Task to complete:
Report all lines of the data below that hold the word "this".
_ _ _ _
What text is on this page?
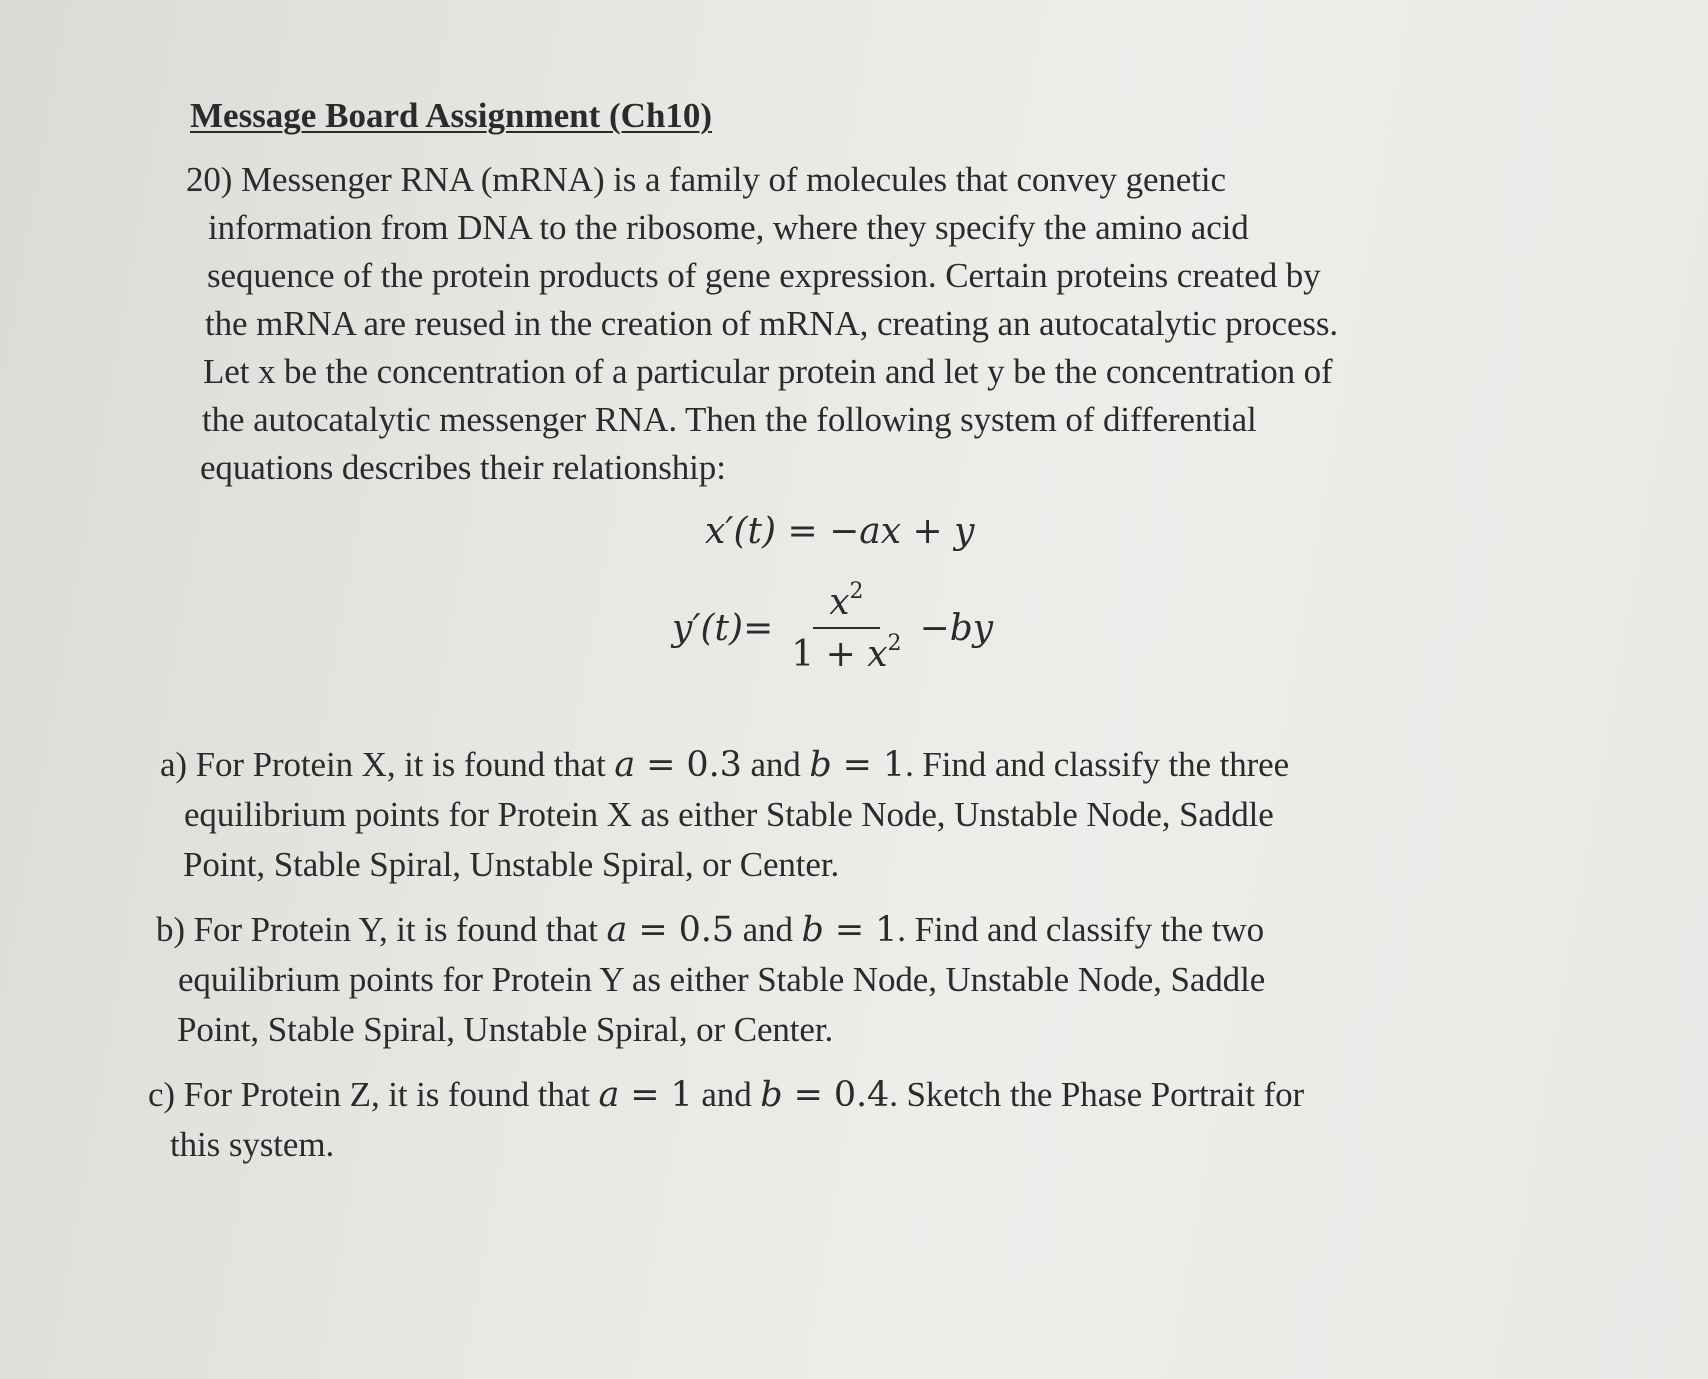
Message Board Assignment (Ch10)
20) Messenger RNA (mRNA) is a family of molecules that convey genetic
information from DNA to the ribosome, where they specify the amino acid
sequence of the protein products of gene expression. Certain proteins created by
the mRNA are reused in the creation of mRNA, creating an autocatalytic process.
Let x be the concentration of a particular protein and let y be the concentration of
the autocatalytic messenger RNA. Then the following system of differential
equations describes their relationship:
x′(t) = −ax + y
$y'(t) = \frac{x^2}{1 + x^2}$ − by
a) For Protein X, it is found that a = 0.3 and b = 1. Find and classify the three
equilibrium points for Protein X as either Stable Node, Unstable Node, Saddle
Point, Stable Spiral, Unstable Spiral, or Center.
b) For Protein Y, it is found that a = 0.5 and b = 1. Find and classify the two
equilibrium points for Protein Y as either Stable Node, Unstable Node, Saddle
Point, Stable Spiral, Unstable Spiral, or Center.
c) For Protein Z, it is found that a = 1 and b = 0.4. Sketch the Phase Portrait for
this system.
_ _ _ _
Expected answer:
What text is on this page?
this system.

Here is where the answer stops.